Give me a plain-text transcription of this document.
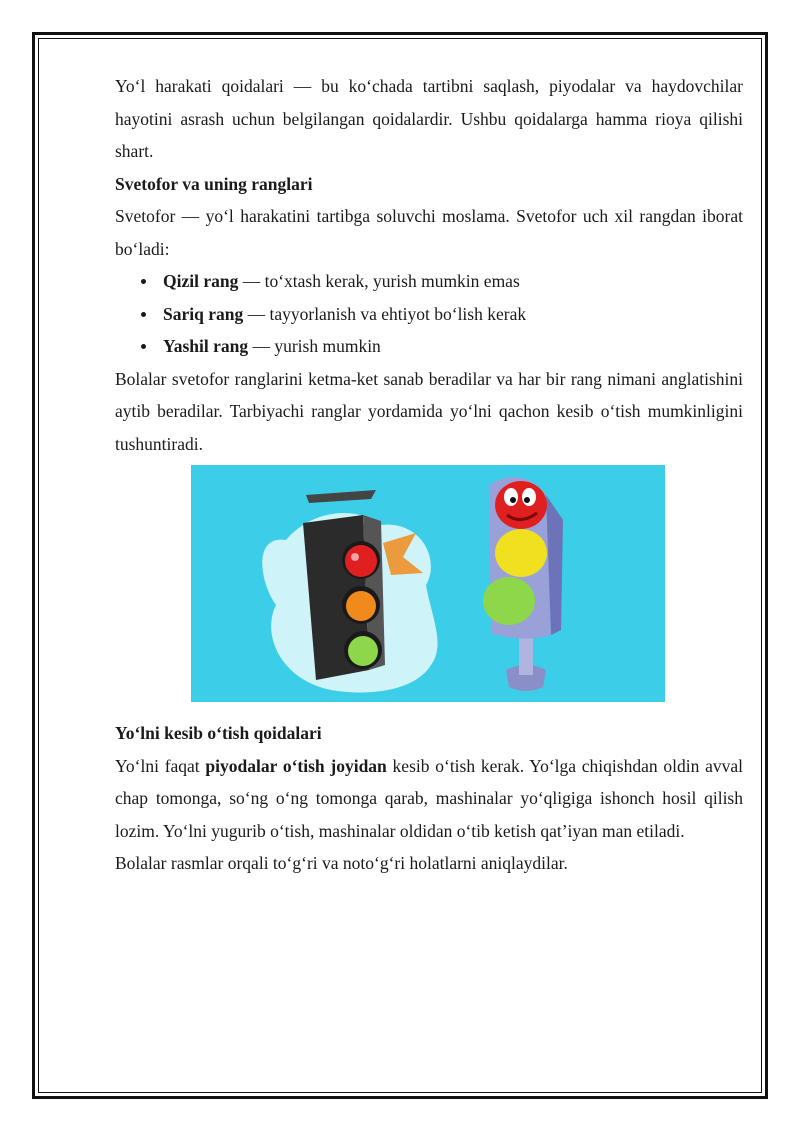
Yo‘l harakati qoidalari — bu ko‘chada tartibni saqlash, piyodalar va haydovchilar hayotini asrash uchun belgilangan qoidalardir. Ushbu qoidalarga hamma rioya qilishi shart.

Svetofor va uning ranglari

Svetofor — yo‘l harakatini tartibga soluvchi moslama. Svetofor uch xil rangdan iborat bo‘ladi:

Qizil rang — to‘xtash kerak, yurish mumkin emas
Sariq rang — tayyorlanish va ehtiyot bo‘lish kerak
Yashil rang — yurish mumkin

Bolalar svetofor ranglarini ketma-ket sanab beradilar va har bir rang nimani anglatishini aytib beradilar. Tarbiyachi ranglar yordamida yo‘lni qachon kesib o‘tish mumkinligini tushuntiradi.

Yo‘lni kesib o‘tish qoidalari

Yo‘lni faqat piyodalar o‘tish joyidan kesib o‘tish kerak. Yo‘lga chiqishdan oldin avval chap tomonga, so‘ng o‘ng tomonga qarab, mashinalar yo‘qligiga ishonch hosil qilish lozim. Yo‘lni yugurib o‘tish, mashinalar oldidan o‘tib ketish qat’iyan man etiladi.

Bolalar rasmlar orqali to‘g‘ri va noto‘g‘ri holatlarni aniqlaydilar.
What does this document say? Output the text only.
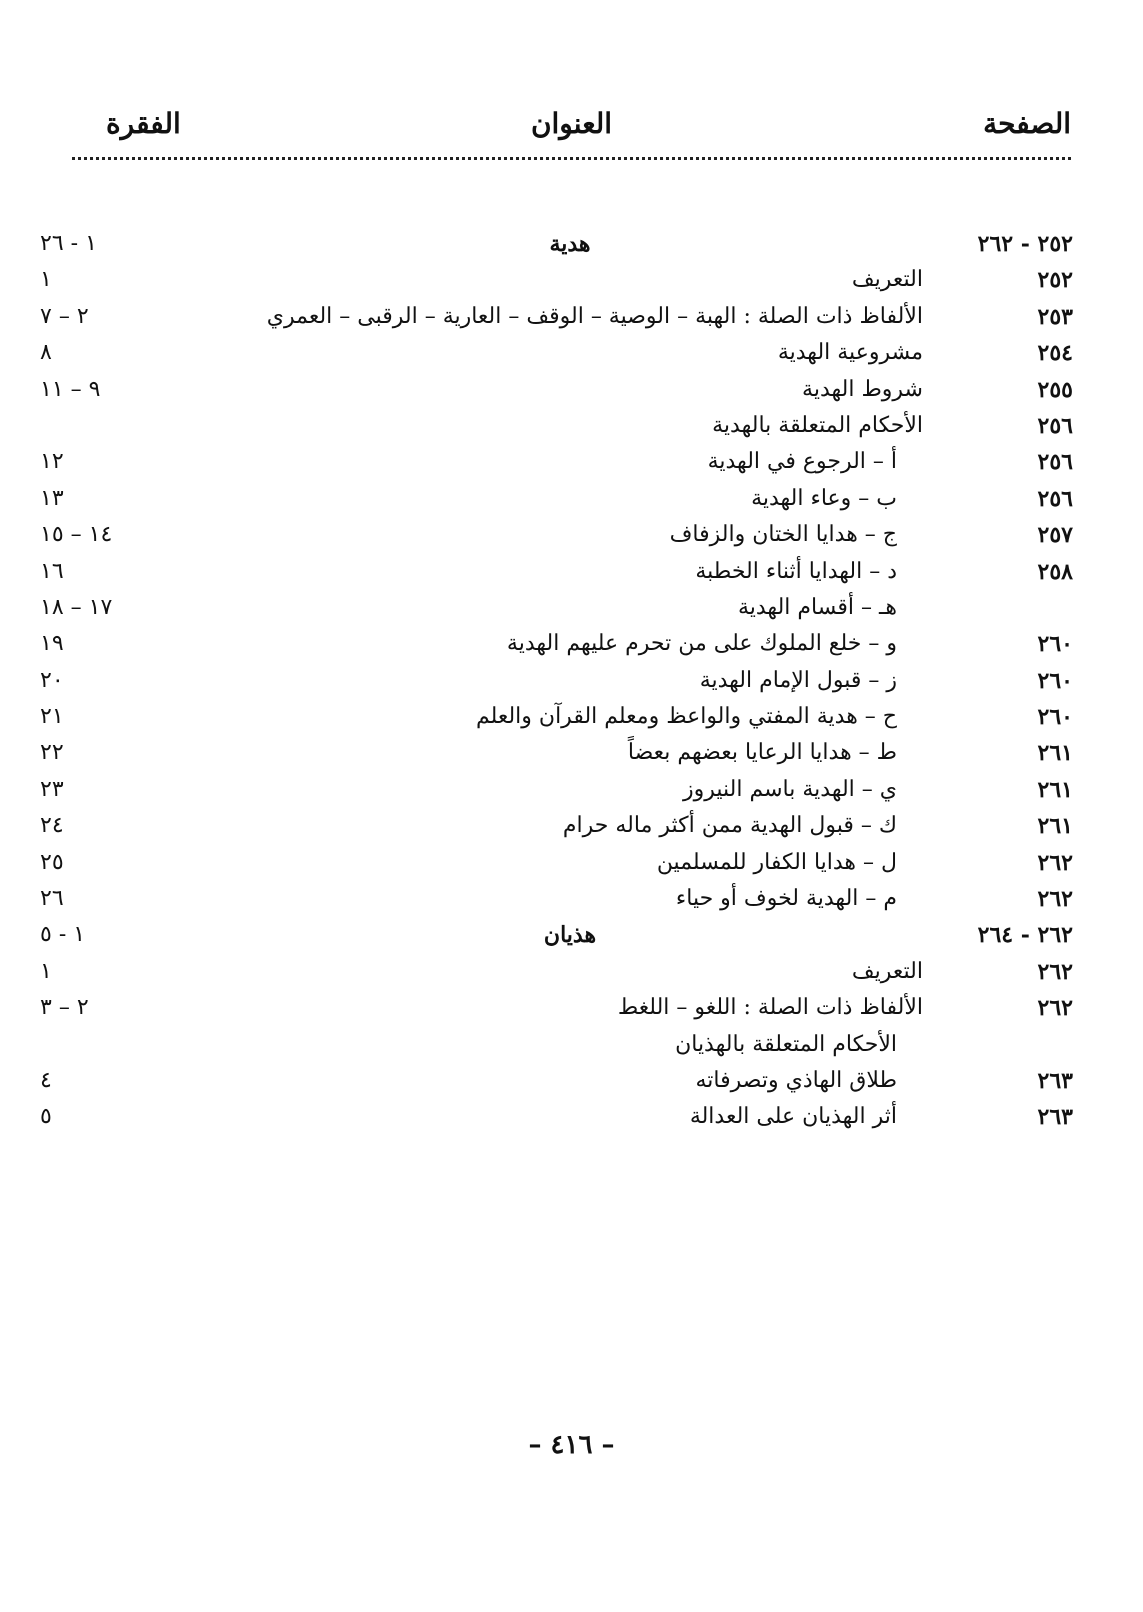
الصفحة
العنوان
الفقرة
٢٥٢ - ٢٦٢
هدية
١ - ٢٦
٢٥٢
التعريف
١
٢٥٣
الألفاظ ذات الصلة : الهبة – الوصية – الوقف – العارية – الرقبى – العمري
٢ – ٧
٢٥٤
مشروعية الهدية
٨
٢٥٥
شروط الهدية
٩ – ١١
٢٥٦
الأحكام المتعلقة بالهدية
٢٥٦
أ – الرجوع في الهدية
١٢
٢٥٦
ب – وعاء الهدية
١٣
٢٥٧
ج – هدايا الختان والزفاف
١٤ – ١٥
٢٥٨
د – الهدايا أثناء الخطبة
١٦
هـ – أقسام الهدية
١٧ – ١٨
٢٦٠
و – خلع الملوك على من تحرم عليهم الهدية
١٩
٢٦٠
ز – قبول الإمام الهدية
٢٠
٢٦٠
ح – هدية المفتي والواعظ ومعلم القرآن والعلم
٢١
٢٦١
ط – هدايا الرعايا بعضهم بعضاً
٢٢
٢٦١
ي – الهدية باسم النيروز
٢٣
٢٦١
ك – قبول الهدية ممن أكثر ماله حرام
٢٤
٢٦٢
ل – هدايا الكفار للمسلمين
٢٥
٢٦٢
م – الهدية لخوف أو حياء
٢٦
٢٦٢ - ٢٦٤
هذيان
١ - ٥
٢٦٢
التعريف
١
٢٦٢
الألفاظ ذات الصلة : اللغو – اللغط
٢ – ٣
الأحكام المتعلقة بالهذيان
٢٦٣
طلاق الهاذي وتصرفاته
٤
٢٦٣
أثر الهذيان على العدالة
٥
– ٤١٦ –
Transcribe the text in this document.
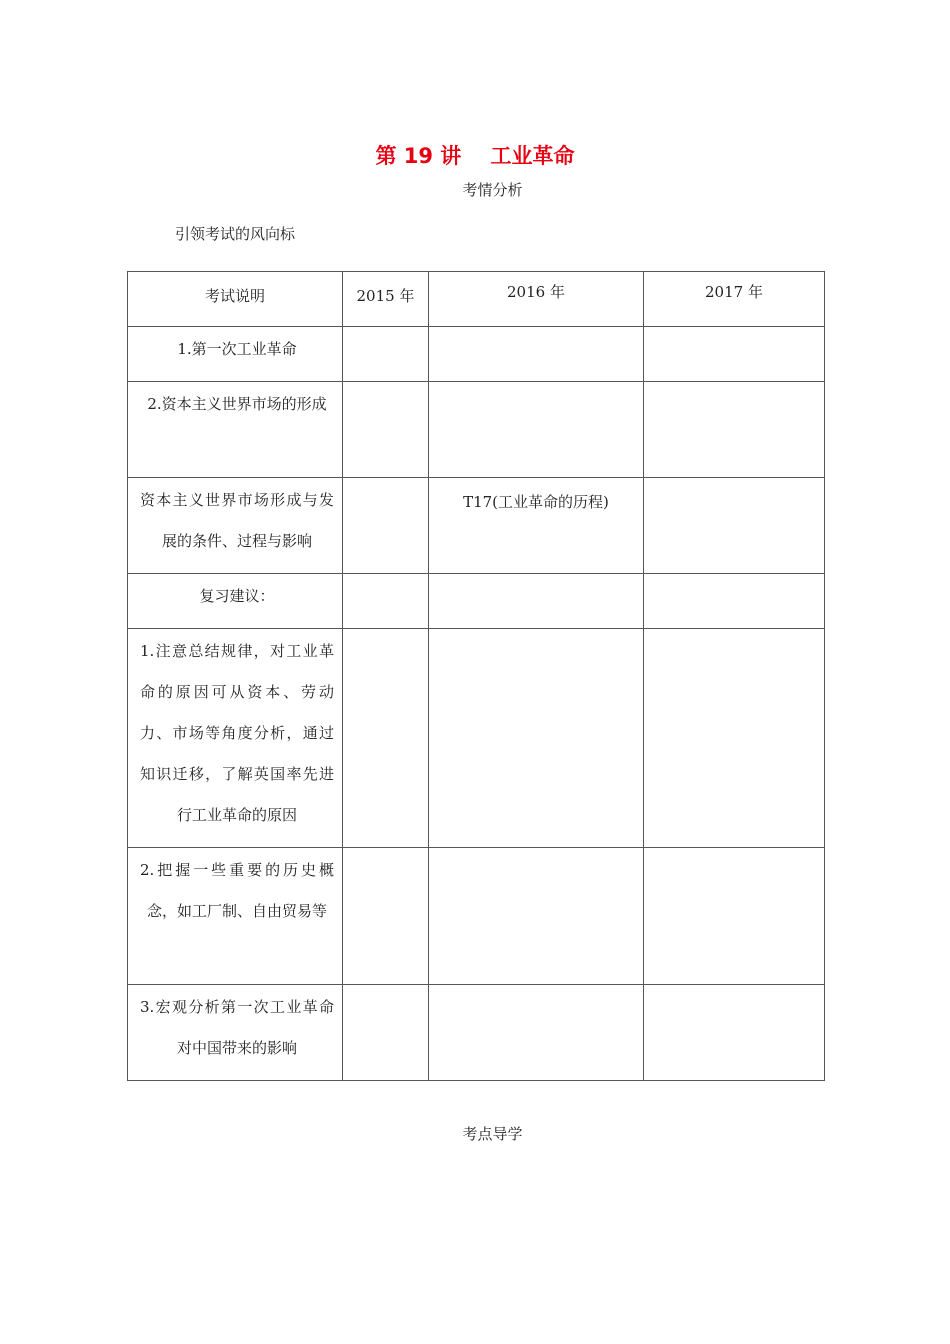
第 19 讲    工业革命
考情分析
引领考试的风向标
考试说明	2015 年	2016 年	2017 年
1.第一次工业革命			
2.资本主义世界市场的形成			
资本主义世界市场形成与发展的条件、过程与影响		T17(工业革命的历程)	
复习建议：			
1.注意总结规律，对工业革命的原因可从资本、劳动力、市场等角度分析，通过知识迁移，了解英国率先进行工业革命的原因			
2.把握一些重要的历史概念，如工厂制、自由贸易等			
3.宏观分析第一次工业革命对中国带来的影响			
考点导学
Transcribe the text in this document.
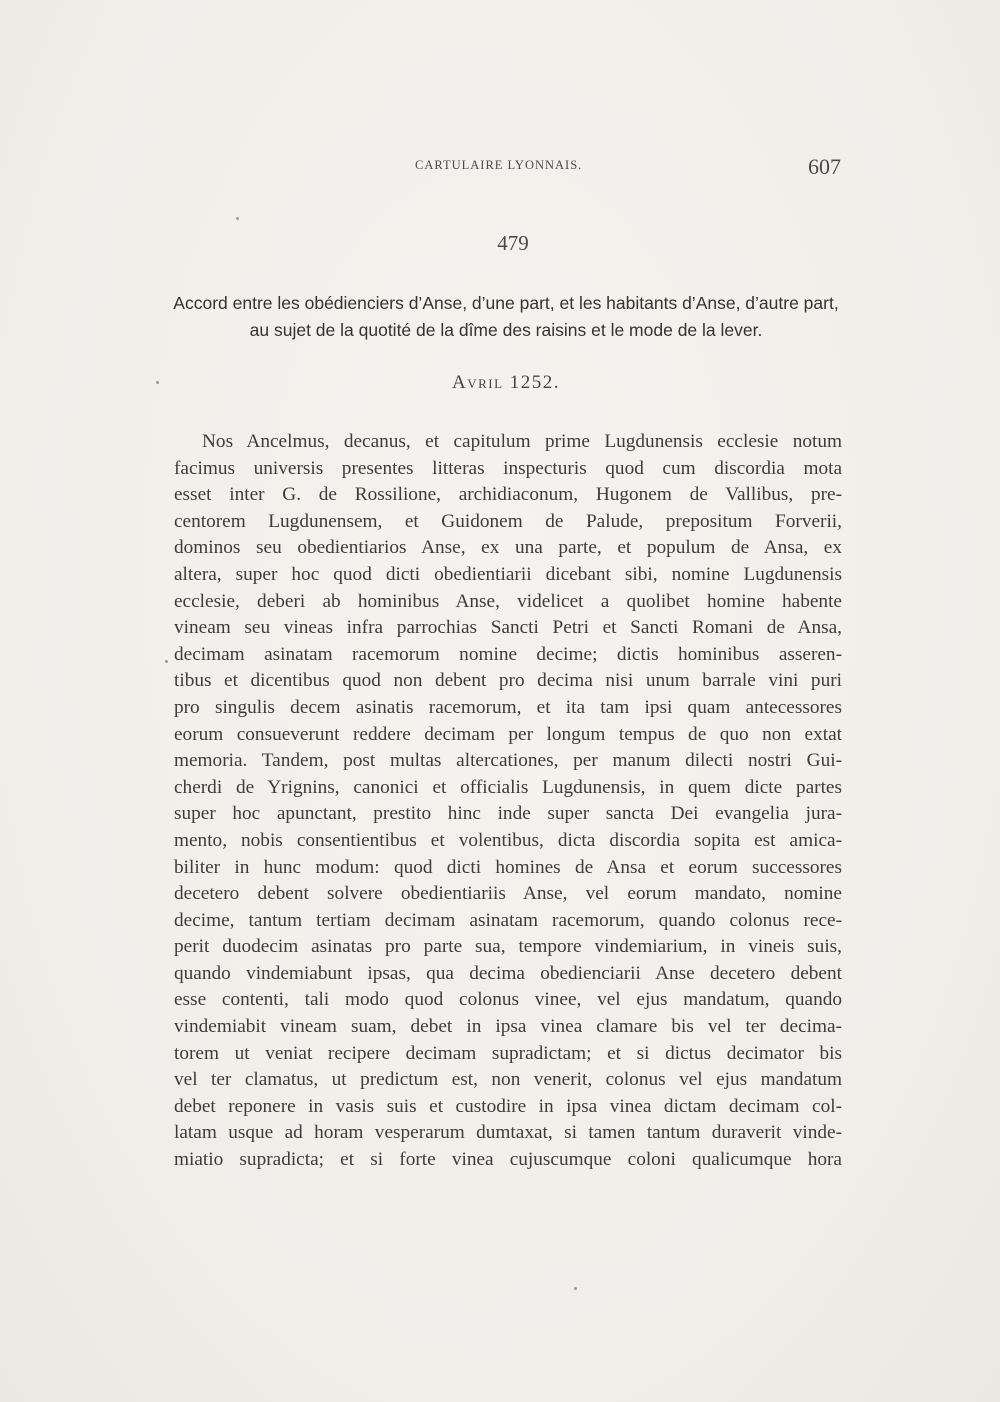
CARTULAIRE LYONNAIS.	607
479
Accord entre les obédienciers d’Anse, d’une part, et les habitants d’Anse, d’autre part, au sujet de la quotité de la dîme des raisins et le mode de la lever.
Avril 1252.
Nos Ancelmus, decanus, et capitulum prime Lugdunensis ecclesie notum
facimus universis presentes litteras inspecturis quod cum discordia mota
esset inter G. de Rossilione, archidiaconum, Hugonem de Vallibus, pre-
centorem Lugdunensem, et Guidonem de Palude, prepositum Forverii,
dominos seu obedientiarios Anse, ex una parte, et populum de Ansa, ex
altera, super hoc quod dicti obedientiarii dicebant sibi, nomine Lugdunensis
ecclesie, deberi ab hominibus Anse, videlicet a quolibet homine habente
vineam seu vineas infra parrochias Sancti Petri et Sancti Romani de Ansa,
decimam asinatam racemorum nomine decime; dictis hominibus asseren-
tibus et dicentibus quod non debent pro decima nisi unum barrale vini puri
pro singulis decem asinatis racemorum, et ita tam ipsi quam antecessores
eorum consueverunt reddere decimam per longum tempus de quo non extat
memoria. Tandem, post multas altercationes, per manum dilecti nostri Gui-
cherdi de Yrignins, canonici et officialis Lugdunensis, in quem dicte partes
super hoc apunctant, prestito hinc inde super sancta Dei evangelia jura-
mento, nobis consentientibus et volentibus, dicta discordia sopita est amica-
biliter in hunc modum: quod dicti homines de Ansa et eorum successores
decetero debent solvere obedientiariis Anse, vel eorum mandato, nomine
decime, tantum tertiam decimam asinatam racemorum, quando colonus rece-
perit duodecim asinatas pro parte sua, tempore vindemiarium, in vineis suis,
quando vindemiabunt ipsas, qua decima obedienciarii Anse decetero debent
esse contenti, tali modo quod colonus vinee, vel ejus mandatum, quando
vindemiabit vineam suam, debet in ipsa vinea clamare bis vel ter decima-
torem ut veniat recipere decimam supradictam; et si dictus decimator bis
vel ter clamatus, ut predictum est, non venerit, colonus vel ejus mandatum
debet reponere in vasis suis et custodire in ipsa vinea dictam decimam col-
latam usque ad horam vesperarum dumtaxat, si tamen tantum duraverit vinde-
miatio supradicta; et si forte vinea cujuscumque coloni qualicumque hora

-------------------------

#### DESCRIPTION OF THE TASK:
Leave the pictures out, and print every line of the listing exactly as written.

#### SOLUTION TO THE PROBLEM:
Give me a plain-text transcription of this document.
Yo‘l harakati qoidalari — bu ko‘chada tartibni saqlash, piyodalar va haydovchilar hayotini asrash uchun belgilangan qoidalardir. Ushbu qoidalarga hamma rioya qilishi shart.

Svetofor va uning ranglari

Svetofor — yo‘l harakatini tartibga soluvchi moslama. Svetofor uch xil rangdan iborat bo‘ladi:

Qizil rang — to‘xtash kerak, yurish mumkin emas
Sariq rang — tayyorlanish va ehtiyot bo‘lish kerak
Yashil rang — yurish mumkin

Bolalar svetofor ranglarini ketma-ket sanab beradilar va har bir rang nimani anglatishini aytib beradilar. Tarbiyachi ranglar yordamida yo‘lni qachon kesib o‘tish mumkinligini tushuntiradi.

Yo‘lni kesib o‘tish qoidalari

Yo‘lni faqat piyodalar o‘tish joyidan kesib o‘tish kerak. Yo‘lga chiqishdan oldin avval chap tomonga, so‘ng o‘ng tomonga qarab, mashinalar yo‘qligiga ishonch hosil qilish lozim. Yo‘lni yugurib o‘tish, mashinalar oldidan o‘tib ketish qat’iyan man etiladi.

Bolalar rasmlar orqali to‘g‘ri va noto‘g‘ri holatlarni aniqlaydilar.
What does this document say? Output the text only.
الصفحة
العنوان
الفقرة
٢٥٢ - ٢٦٢
هدية
١ - ٢٦
٢٥٢
التعريف
١
٢٥٣
الألفاظ ذات الصلة : الهبة – الوصية – الوقف – العارية – الرقبى – العمري
٢ – ٧
٢٥٤
مشروعية الهدية
٨
٢٥٥
شروط الهدية
٩ – ١١
٢٥٦
الأحكام المتعلقة بالهدية
٢٥٦
أ – الرجوع في الهدية
١٢
٢٥٦
ب – وعاء الهدية
١٣
٢٥٧
ج – هدايا الختان والزفاف
١٤ – ١٥
٢٥٨
د – الهدايا أثناء الخطبة
١٦
هـ – أقسام الهدية
١٧ – ١٨
٢٦٠
و – خلع الملوك على من تحرم عليهم الهدية
١٩
٢٦٠
ز – قبول الإمام الهدية
٢٠
٢٦٠
ح – هدية المفتي والواعظ ومعلم القرآن والعلم
٢١
٢٦١
ط – هدايا الرعايا بعضهم بعضاً
٢٢
٢٦١
ي – الهدية باسم النيروز
٢٣
٢٦١
ك – قبول الهدية ممن أكثر ماله حرام
٢٤
٢٦٢
ل – هدايا الكفار للمسلمين
٢٥
٢٦٢
م – الهدية لخوف أو حياء
٢٦
٢٦٢ - ٢٦٤
هذيان
١ - ٥
٢٦٢
التعريف
١
٢٦٢
الألفاظ ذات الصلة : اللغو – اللغط
٢ – ٣
الأحكام المتعلقة بالهذيان
٢٦٣
طلاق الهاذي وتصرفاته
٤
٢٦٣
أثر الهذيان على العدالة
٥
– ٤١٦ –
Transcribe the text in this document.
第 19 讲    工业革命
考情分析
引领考试的风向标
考试说明	2015 年	2016 年	2017 年
1.第一次工业革命			
2.资本主义世界市场的形成			
资本主义世界市场形成与发展的条件、过程与影响		T17(工业革命的历程)	
复习建议：			
1.注意总结规律，对工业革命的原因可从资本、劳动力、市场等角度分析，通过知识迁移，了解英国率先进行工业革命的原因			
2.把握一些重要的历史概念，如工厂制、自由贸易等			
3.宏观分析第一次工业革命对中国带来的影响			
考点导学
Transcribe the text in this document.
CARTULAIRE LYONNAIS.	607
479
Accord entre les obédienciers d’Anse, d’une part, et les habitants d’Anse, d’autre part, au sujet de la quotité de la dîme des raisins et le mode de la lever.
Avril 1252.
Nos Ancelmus, decanus, et capitulum prime Lugdunensis ecclesie notum
facimus universis presentes litteras inspecturis quod cum discordia mota
esset inter G. de Rossilione, archidiaconum, Hugonem de Vallibus, pre-
centorem Lugdunensem, et Guidonem de Palude, prepositum Forverii,
dominos seu obedientiarios Anse, ex una parte, et populum de Ansa, ex
altera, super hoc quod dicti obedientiarii dicebant sibi, nomine Lugdunensis
ecclesie, deberi ab hominibus Anse, videlicet a quolibet homine habente
vineam seu vineas infra parrochias Sancti Petri et Sancti Romani de Ansa,
decimam asinatam racemorum nomine decime; dictis hominibus asseren-
tibus et dicentibus quod non debent pro decima nisi unum barrale vini puri
pro singulis decem asinatis racemorum, et ita tam ipsi quam antecessores
eorum consueverunt reddere decimam per longum tempus de quo non extat
memoria. Tandem, post multas altercationes, per manum dilecti nostri Gui-
cherdi de Yrignins, canonici et officialis Lugdunensis, in quem dicte partes
super hoc apunctant, prestito hinc inde super sancta Dei evangelia jura-
mento, nobis consentientibus et volentibus, dicta discordia sopita est amica-
biliter in hunc modum: quod dicti homines de Ansa et eorum successores
decetero debent solvere obedientiariis Anse, vel eorum mandato, nomine
decime, tantum tertiam decimam asinatam racemorum, quando colonus rece-
perit duodecim asinatas pro parte sua, tempore vindemiarium, in vineis suis,
quando vindemiabunt ipsas, qua decima obedienciarii Anse decetero debent
esse contenti, tali modo quod colonus vinee, vel ejus mandatum, quando
vindemiabit vineam suam, debet in ipsa vinea clamare bis vel ter decima-
torem ut veniat recipere decimam supradictam; et si dictus decimator bis
vel ter clamatus, ut predictum est, non venerit, colonus vel ejus mandatum
debet reponere in vasis suis et custodire in ipsa vinea dictam decimam col-
latam usque ad horam vesperarum dumtaxat, si tamen tantum duraverit vinde-
miatio supradicta; et si forte vinea cujuscumque coloni qualicumque hora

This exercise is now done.